Direction — Take from the listing each line that has the string "JSON".

--- BEGIN ---

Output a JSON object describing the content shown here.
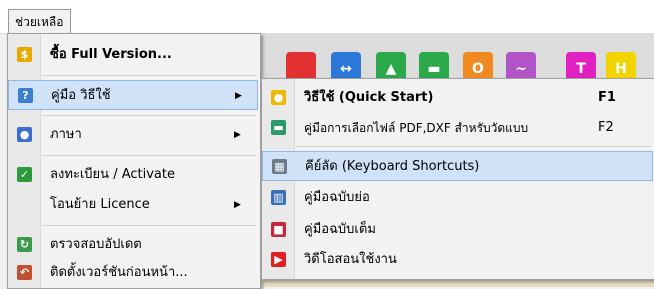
{
  "menubar": {
    "help_label": "ช่วยเหลือ"
  },
  "toolbar": {
    "buttons": [
      {
        "glyph": "",
        "color": "#e03030"
      },
      {
        "glyph": "↔",
        "color": "#2c78d8"
      },
      {
        "glyph": "▲",
        "color": "#2aa84a"
      },
      {
        "glyph": "▬",
        "color": "#2aa84a"
      },
      {
        "glyph": "O",
        "color": "#f08a20"
      },
      {
        "glyph": "~",
        "color": "#b054c8"
      },
      {
        "glyph": "T",
        "color": "#e020c0"
      },
      {
        "glyph": "H",
        "color": "#f2d400"
      }
    ]
  },
  "main_menu": {
    "items": [
      {
        "label": "ซื้อ Full Version...",
        "icon": "dollar-icon",
        "icon_glyph": "$",
        "icon_color": "#e8a800"
      },
      {
        "label": "คู่มือ วิธีใช้",
        "icon": "help-icon",
        "icon_glyph": "?",
        "icon_color": "#3a7fd0"
      },
      {
        "label": "ภาษา",
        "icon": "language-icon",
        "icon_glyph": "●",
        "icon_color": "#3a6fd0"
      },
      {
        "label": "ลงทะเบียน / Activate",
        "icon": "checkmark-icon",
        "icon_glyph": "✓",
        "icon_color": "#2a9a3a"
      },
      {
        "label": "โอนย้าย Licence",
        "icon": "",
        "icon_glyph": "",
        "icon_color": ""
      },
      {
        "label": "ตรวจสอบอัปเดต",
        "icon": "refresh-icon",
        "icon_glyph": "↻",
        "icon_color": "#3a9a4a"
      },
      {
        "label": "ติดตั้งเวอร์ชันก่อนหน้า...",
        "icon": "rollback-icon",
        "icon_glyph": "↶",
        "icon_color": "#c05030"
      }
    ]
  },
  "sub_menu": {
    "items": [
      {
        "label": "วิธีใช้ (Quick Start)",
        "shortcut": "F1",
        "icon": "lightbulb-icon",
        "icon_glyph": "●",
        "icon_color": "#f0b800"
      },
      {
        "label": "คู่มือการเลือกไฟล์ PDF,DXF สำหรับวัดแบบ",
        "shortcut": "F2",
        "icon": "file-guide-icon",
        "icon_glyph": "▬",
        "icon_color": "#2a9a6a"
      },
      {
        "label": "คีย์ลัด (Keyboard Shortcuts)",
        "shortcut": "",
        "icon": "keyboard-icon",
        "icon_glyph": "▦",
        "icon_color": "#6a7a8a"
      },
      {
        "label": "คู่มือฉบับย่อ",
        "shortcut": "",
        "icon": "book-icon",
        "icon_glyph": "▥",
        "icon_color": "#3a6fb8"
      },
      {
        "label": "คู่มือฉบับเต็ม",
        "shortcut": "",
        "icon": "manual-icon",
        "icon_glyph": "■",
        "icon_color": "#c02a3a"
      },
      {
        "label": "วิดีโอสอนใช้งาน",
        "shortcut": "",
        "icon": "video-icon",
        "icon_glyph": "▶",
        "icon_color": "#e02020"
      }
    ]
  }
}
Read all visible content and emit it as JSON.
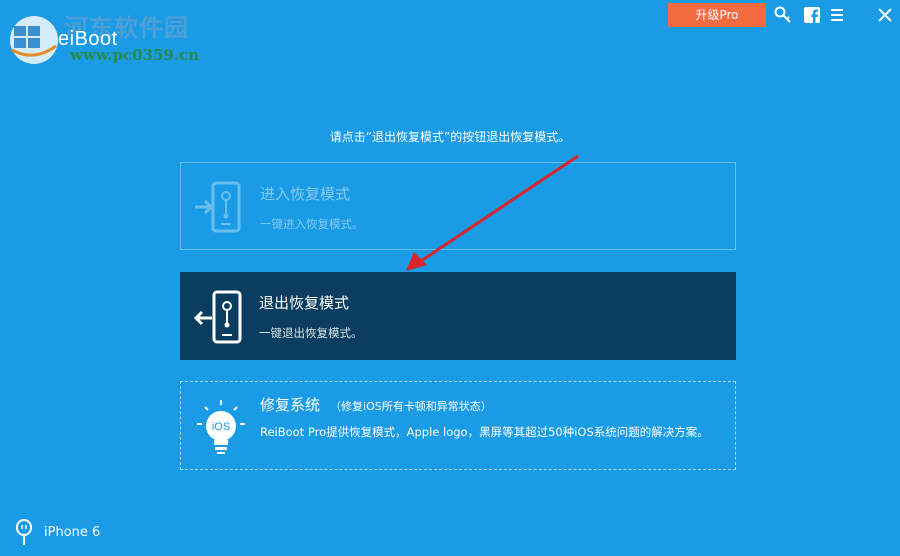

--- END ---

Output —
Output a JSON object describing the content shown here.
Read all visible content and emit it as JSON.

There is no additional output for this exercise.